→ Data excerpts
┌──

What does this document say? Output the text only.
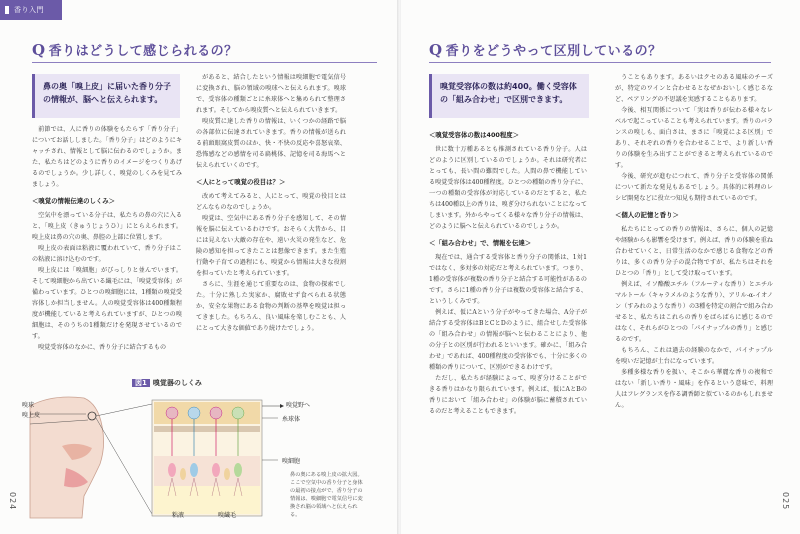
香り入門
Q 香りはどうして感じられるの？
鼻の奥「嗅上皮」に届いた香り分子の情報が、脳へと伝えられます。

前節では、人に香りの体験をもたらす「香り分子」についてお話ししました。「香り分子」はどのようにキャッチされ、情報として脳に伝わるのでしょうか。また、私たちはどのように香りのイメージをつくりあげるのでしょうか。少し詳しく、嗅覚のしくみを見てみましょう。

＜嗅覚の情報伝達のしくみ＞

空気中を漂っている分子は、私たちの鼻の穴に入ると、「嗅上皮（きゅうじょうひ）」にとらえられます。嗅上皮は鼻の穴の奥、鼻腔の上部に位置します。

嗅上皮の表面は粘液に覆われていて、香り分子はこの粘液に溶け込むのです。

嗅上皮には「嗅細胞」がびっしりと並んでいます。そして嗅細胞から出ている繊毛には、「嗅覚受容体」が備わっています。ひとつの嗅細胞には、1種類の嗅覚受容体しか担当しません。人の嗅覚受容体は400種類程度が機能していると考えられていますが、ひとつの嗅細胞は、そのうちの1種類だけを発現させているのです。

嗅覚受容体のなかに、香り分子に結合するもの

があると、結合したという情報は嗅細胞で電気信号に変換され、脳の領域の嗅球へと伝えられます。嗅球で、受容体の種類ごとに糸球体へと集められて整理されます。そしてから嗅皮質へと伝えられていきます。

嗅皮質に達した香りの情報は、いくつかの経路で脳の各部位に伝達されていきます。香りの情報が送られる前頭眼窩皮質のほか、快・不快の反応や喜怒哀楽、恐怖感などの感情を司る扁桃体、記憶を司る海馬へと伝えられていくのです。

＜人にとって嗅覚の役目は？＞

改めて考えてみると、人にとって、嗅覚の役目とはどんなものなのでしょうか。

嗅覚は、空気中にある香り分子を感知して、その情報を脳に伝えているわけです。おそらく大昔から、目には見えない大敵の存在や、遠い火災の発生など、危険の感知を担ってきたことは想像できます。また生殖行動や子育ての過程にも、嗅覚から情報は大きな役割を担っていたと考えられています。

さらに、生涯を通じて重要なのは、食物の探索でした。十分に熟した実家か、腐敗せず食べられる状態か、安全な果物にある食物の判断の基準を嗅覚は担ってきました。もちろん、良い風味を楽しむことも、人にとって大きな価値であり続けたでしょう。

図1 嗅覚器のしくみ
嗅球
嗅上皮
嗅覚野へ
糸球体
嗅細胞
粘液	嗅繊毛
鼻の奥にある嗅上皮の拡大図。ここで空気中の香り分子と身体の最初の接点がで、香り分子の情報は、嗅細胞で電気信号に変換され脳の領域へと伝えられる。
024
Q 香りをどうやって区別しているの？
嗅覚受容体の数は約400。働く受容体の「組み合わせ」で区別できます。
＜嗅覚受容体の数は400程度＞

世に数十万種あるとも推測されている香り分子。人はどのように区別しているのでしょうか。それは研究者にとっても、長い間の難問でした。人間の鼻で機能している嗅覚受容体は400種程度。ひとつの種類の香り分子に、一つの種類の受容体が対応しているのだとすると、私たちは400種以上の香りは、嗅ぎ分けられないことになってしまいます。外からやってくる様々な香り分子の情報は、どのように脳へと伝えられているのでしょうか。

＜「組み合わせ」で、情報を伝達＞

現在では、通合する受容体と香り分子の関係は、1対1ではなく、多対多の対応だと考えられています。つまり、1種の受容体が複数の香り分子と結合する可能性があるのです。さらに1種の香り分子は複数の受容体と結合する、というしくみです。

例えば、仮にAという分子がやってきた場合、A分子が結合する受容体はBとCとDのように、組合せした受容体の「組み合わせ」の情報が脳へと伝わることにより、他の分子との区別が行われるといいます。確かに、「組み合わせ」であれば、400種程度の受容体でも、十分に多くの種類の香りについて、区別ができるわけです。

ただし、私たちが経験によって、嗅ぎ分けることができる香りはかなり限られています。例えば、仮にAとBの香りにおいて「組み合わせ」の体験が脳に蓄積されているのだと考えることもできます。

うこともあります。あるいはクセのある風味のチーズが、特定のワインと合わせるとなぜかおいしく感じるなど、ペアリングの不思議を実感することもあります。

今後、相互関係について「実は香りが伝わる様々なレベルで起こっていることも考えられています。香りのバランスの嗅しも、面白さは、まさに「嗅覚による区別」であり、それぞれの香りを合わせることで、より新しい香りの体験を生み出すことができると考えられているのです。

今後、研究が進むにつれて、香り分子と受容体の関係について新たな発見もあるでしょう。具体的に料理のレシピ開発などに役立つ知見も期待されているのです。

＜個人の記憶と香り＞

私たちにとっての香りの情報は、さらに、個人の記憶や経験からも影響を受けます。例えば、香りの体験を重ね合わせていくと、日常生活のなかで感じる食物などの香りは、多くの香り分子の混合物ですが、私たちはそれをひとつの「香り」として受け取っています。

例えば、イソ酪酸エチル（フルーティな香り）とエチルマルトール（キャラメルのような香り）、アリル-α-イオノン（すみれのような香り）の3種を特定の割合で組み合わせると、私たちはこれらの香りをばらばらに感じるのではなく、それらがひとつの「パイナップルの香り」と感じるのです。

もちろん、これは過去の経験のなかで、パイナップルを嗅いだ記憶が土台になっています。

多種多様な香りを扱い、そこから華麗な香りの複和ではない「新しい香り・風味」を作るという意味で、料理人はフレグランスを作る調香師と似ているのかもしれません。

025
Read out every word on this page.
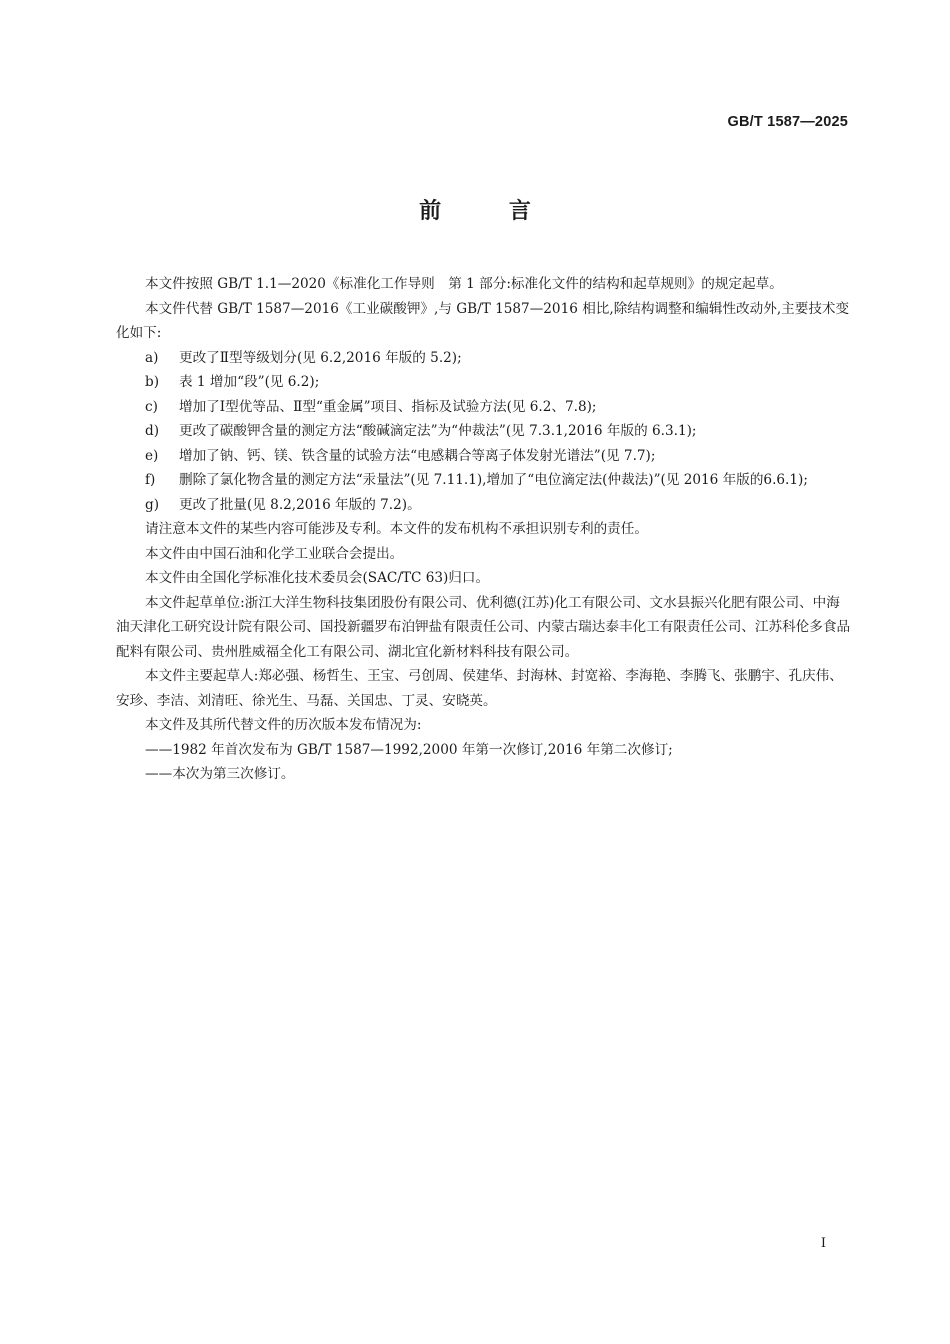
GB/T 1587—2025
前 言

本文件按照 GB/T 1.1—2020《标准化工作导则　第 1 部分:标准化文件的结构和起草规则》的规定起草。

本文件代替 GB/T 1587—2016《工业碳酸钾》,与 GB/T 1587—2016 相比,除结构调整和编辑性改动外,主要技术变化如下:

a)	更改了Ⅱ型等级划分(见 6.2,2016 年版的 5.2);
b)	表 1 增加“段”(见 6.2);
c)	增加了Ⅰ型优等品、Ⅱ型“重金属”项目、指标及试验方法(见 6.2、7.8);
d)	更改了碳酸钾含量的测定方法“酸碱滴定法”为“仲裁法”(见 7.3.1,2016 年版的 6.3.1);
e)	增加了钠、钙、镁、铁含量的试验方法“电感耦合等离子体发射光谱法”(见 7.7);
f)	删除了氯化物含量的测定方法“汞量法”(见 7.11.1),增加了“电位滴定法(仲裁法)”(见 2016 年版的6.6.1);
g)	更改了批量(见 8.2,2016 年版的 7.2)。

请注意本文件的某些内容可能涉及专利。本文件的发布机构不承担识别专利的责任。

本文件由中国石油和化学工业联合会提出。

本文件由全国化学标准化技术委员会(SAC/TC 63)归口。

本文件起草单位:浙江大洋生物科技集团股份有限公司、优利德(江苏)化工有限公司、文水县振兴化肥有限公司、中海油天津化工研究设计院有限公司、国投新疆罗布泊钾盐有限责任公司、内蒙古瑞达泰丰化工有限责任公司、江苏科伦多食品配料有限公司、贵州胜威福全化工有限公司、湖北宜化新材料科技有限公司。

本文件主要起草人:郑必强、杨哲生、王宝、弓创周、侯建华、封海林、封宽裕、李海艳、李腾飞、张鹏宇、孔庆伟、安珍、李洁、刘清旺、徐光生、马磊、关国忠、丁灵、安晓英。

本文件及其所代替文件的历次版本发布情况为:

——1982 年首次发布为 GB/T 1587—1992,2000 年第一次修订,2016 年第二次修订;

——本次为第三次修订。

I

└──

→ To do
Output every entry word for word, but omit the pictures.

→ Worked answer
What does this document say? Output the text only.
香り入門
Q 香りはどうして感じられるの？
鼻の奥「嗅上皮」に届いた香り分子の情報が、脳へと伝えられます。

前節では、人に香りの体験をもたらす「香り分子」についてお話ししました。「香り分子」はどのようにキャッチされ、情報として脳に伝わるのでしょうか。また、私たちはどのように香りのイメージをつくりあげるのでしょうか。少し詳しく、嗅覚のしくみを見てみましょう。

＜嗅覚の情報伝達のしくみ＞

空気中を漂っている分子は、私たちの鼻の穴に入ると、「嗅上皮（きゅうじょうひ）」にとらえられます。嗅上皮は鼻の穴の奥、鼻腔の上部に位置します。

嗅上皮の表面は粘液に覆われていて、香り分子はこの粘液に溶け込むのです。

嗅上皮には「嗅細胞」がびっしりと並んでいます。そして嗅細胞から出ている繊毛には、「嗅覚受容体」が備わっています。ひとつの嗅細胞には、1種類の嗅覚受容体しか担当しません。人の嗅覚受容体は400種類程度が機能していると考えられていますが、ひとつの嗅細胞は、そのうちの1種類だけを発現させているのです。

嗅覚受容体のなかに、香り分子に結合するもの

があると、結合したという情報は嗅細胞で電気信号に変換され、脳の領域の嗅球へと伝えられます。嗅球で、受容体の種類ごとに糸球体へと集められて整理されます。そしてから嗅皮質へと伝えられていきます。

嗅皮質に達した香りの情報は、いくつかの経路で脳の各部位に伝達されていきます。香りの情報が送られる前頭眼窩皮質のほか、快・不快の反応や喜怒哀楽、恐怖感などの感情を司る扁桃体、記憶を司る海馬へと伝えられていくのです。

＜人にとって嗅覚の役目は？＞

改めて考えてみると、人にとって、嗅覚の役目とはどんなものなのでしょうか。

嗅覚は、空気中にある香り分子を感知して、その情報を脳に伝えているわけです。おそらく大昔から、目には見えない大敵の存在や、遠い火災の発生など、危険の感知を担ってきたことは想像できます。また生殖行動や子育ての過程にも、嗅覚から情報は大きな役割を担っていたと考えられています。

さらに、生涯を通じて重要なのは、食物の探索でした。十分に熟した実家か、腐敗せず食べられる状態か、安全な果物にある食物の判断の基準を嗅覚は担ってきました。もちろん、良い風味を楽しむことも、人にとって大きな価値であり続けたでしょう。

図1 嗅覚器のしくみ
嗅球
嗅上皮
嗅覚野へ
糸球体
嗅細胞
粘液	嗅繊毛
鼻の奥にある嗅上皮の拡大図。ここで空気中の香り分子と身体の最初の接点がで、香り分子の情報は、嗅細胞で電気信号に変換され脳の領域へと伝えられる。
024
Q 香りをどうやって区別しているの？
嗅覚受容体の数は約400。働く受容体の「組み合わせ」で区別できます。
＜嗅覚受容体の数は400程度＞

世に数十万種あるとも推測されている香り分子。人はどのように区別しているのでしょうか。それは研究者にとっても、長い間の難問でした。人間の鼻で機能している嗅覚受容体は400種程度。ひとつの種類の香り分子に、一つの種類の受容体が対応しているのだとすると、私たちは400種以上の香りは、嗅ぎ分けられないことになってしまいます。外からやってくる様々な香り分子の情報は、どのように脳へと伝えられているのでしょうか。

＜「組み合わせ」で、情報を伝達＞

現在では、通合する受容体と香り分子の関係は、1対1ではなく、多対多の対応だと考えられています。つまり、1種の受容体が複数の香り分子と結合する可能性があるのです。さらに1種の香り分子は複数の受容体と結合する、というしくみです。

例えば、仮にAという分子がやってきた場合、A分子が結合する受容体はBとCとDのように、組合せした受容体の「組み合わせ」の情報が脳へと伝わることにより、他の分子との区別が行われるといいます。確かに、「組み合わせ」であれば、400種程度の受容体でも、十分に多くの種類の香りについて、区別ができるわけです。

ただし、私たちが経験によって、嗅ぎ分けることができる香りはかなり限られています。例えば、仮にAとBの香りにおいて「組み合わせ」の体験が脳に蓄積されているのだと考えることもできます。

うこともあります。あるいはクセのある風味のチーズが、特定のワインと合わせるとなぜかおいしく感じるなど、ペアリングの不思議を実感することもあります。

今後、相互関係について「実は香りが伝わる様々なレベルで起こっていることも考えられています。香りのバランスの嗅しも、面白さは、まさに「嗅覚による区別」であり、それぞれの香りを合わせることで、より新しい香りの体験を生み出すことができると考えられているのです。

今後、研究が進むにつれて、香り分子と受容体の関係について新たな発見もあるでしょう。具体的に料理のレシピ開発などに役立つ知見も期待されているのです。

＜個人の記憶と香り＞

私たちにとっての香りの情報は、さらに、個人の記憶や経験からも影響を受けます。例えば、香りの体験を重ね合わせていくと、日常生活のなかで感じる食物などの香りは、多くの香り分子の混合物ですが、私たちはそれをひとつの「香り」として受け取っています。

例えば、イソ酪酸エチル（フルーティな香り）とエチルマルトール（キャラメルのような香り）、アリル-α-イオノン（すみれのような香り）の3種を特定の割合で組み合わせると、私たちはこれらの香りをばらばらに感じるのではなく、それらがひとつの「パイナップルの香り」と感じるのです。

もちろん、これは過去の経験のなかで、パイナップルを嗅いだ記憶が土台になっています。

多種多様な香りを扱い、そこから華麗な香りの複和ではない「新しい香り・風味」を作るという意味で、料理人はフレグランスを作る調香師と似ているのかもしれません。

025
Read out every word on this page.
GB/T 1587—2025
前 言

本文件按照 GB/T 1.1—2020《标准化工作导则　第 1 部分:标准化文件的结构和起草规则》的规定起草。

本文件代替 GB/T 1587—2016《工业碳酸钾》,与 GB/T 1587—2016 相比,除结构调整和编辑性改动外,主要技术变化如下:

a)	更改了Ⅱ型等级划分(见 6.2,2016 年版的 5.2);
b)	表 1 增加“段”(见 6.2);
c)	增加了Ⅰ型优等品、Ⅱ型“重金属”项目、指标及试验方法(见 6.2、7.8);
d)	更改了碳酸钾含量的测定方法“酸碱滴定法”为“仲裁法”(见 7.3.1,2016 年版的 6.3.1);
e)	增加了钠、钙、镁、铁含量的试验方法“电感耦合等离子体发射光谱法”(见 7.7);
f)	删除了氯化物含量的测定方法“汞量法”(见 7.11.1),增加了“电位滴定法(仲裁法)”(见 2016 年版的6.6.1);
g)	更改了批量(见 8.2,2016 年版的 7.2)。

请注意本文件的某些内容可能涉及专利。本文件的发布机构不承担识别专利的责任。

本文件由中国石油和化学工业联合会提出。

本文件由全国化学标准化技术委员会(SAC/TC 63)归口。

本文件起草单位:浙江大洋生物科技集团股份有限公司、优利德(江苏)化工有限公司、文水县振兴化肥有限公司、中海油天津化工研究设计院有限公司、国投新疆罗布泊钾盐有限责任公司、内蒙古瑞达泰丰化工有限责任公司、江苏科伦多食品配料有限公司、贵州胜威福全化工有限公司、湖北宜化新材料科技有限公司。

本文件主要起草人:郑必强、杨哲生、王宝、弓创周、侯建华、封海林、封宽裕、李海艳、李腾飞、张鹏宇、孔庆伟、安珍、李洁、刘清旺、徐光生、马磊、关国忠、丁灵、安晓英。

本文件及其所代替文件的历次版本发布情况为:

——1982 年首次发布为 GB/T 1587—1992,2000 年第一次修订,2016 年第二次修订;

——本次为第三次修订。

I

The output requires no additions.